Requirement. Determine which lines of the records include the word "сценаріїв", and copy them.

Data shown.
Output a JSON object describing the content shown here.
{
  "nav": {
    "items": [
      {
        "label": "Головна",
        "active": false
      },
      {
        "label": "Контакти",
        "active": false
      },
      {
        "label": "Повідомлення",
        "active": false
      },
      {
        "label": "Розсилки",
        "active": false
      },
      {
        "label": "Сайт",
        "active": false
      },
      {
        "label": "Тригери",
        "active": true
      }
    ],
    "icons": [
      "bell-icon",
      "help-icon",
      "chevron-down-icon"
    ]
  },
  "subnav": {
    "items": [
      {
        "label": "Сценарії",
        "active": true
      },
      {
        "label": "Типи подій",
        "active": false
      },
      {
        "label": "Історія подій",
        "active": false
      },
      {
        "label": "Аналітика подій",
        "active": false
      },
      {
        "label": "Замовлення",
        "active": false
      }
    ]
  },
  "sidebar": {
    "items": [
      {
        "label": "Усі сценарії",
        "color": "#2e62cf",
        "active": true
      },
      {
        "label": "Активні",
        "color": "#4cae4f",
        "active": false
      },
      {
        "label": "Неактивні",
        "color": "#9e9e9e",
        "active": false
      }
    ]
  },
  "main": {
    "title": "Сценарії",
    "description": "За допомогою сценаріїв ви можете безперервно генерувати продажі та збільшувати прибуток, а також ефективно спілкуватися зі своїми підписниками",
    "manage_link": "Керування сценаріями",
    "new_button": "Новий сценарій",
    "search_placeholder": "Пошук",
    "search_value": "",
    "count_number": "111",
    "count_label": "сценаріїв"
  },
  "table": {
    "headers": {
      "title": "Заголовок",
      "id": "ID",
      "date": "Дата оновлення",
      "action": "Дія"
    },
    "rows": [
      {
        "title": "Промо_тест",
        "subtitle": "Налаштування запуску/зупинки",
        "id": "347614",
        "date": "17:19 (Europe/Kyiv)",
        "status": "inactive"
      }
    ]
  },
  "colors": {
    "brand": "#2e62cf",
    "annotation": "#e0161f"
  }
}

Reply.
    "description": "За допомогою сценаріїв ви можете безперервно генерувати продажі та збільшувати прибуток, а також ефективно спілкуватися зі своїми підписниками",
    "count_label": "сценаріїв"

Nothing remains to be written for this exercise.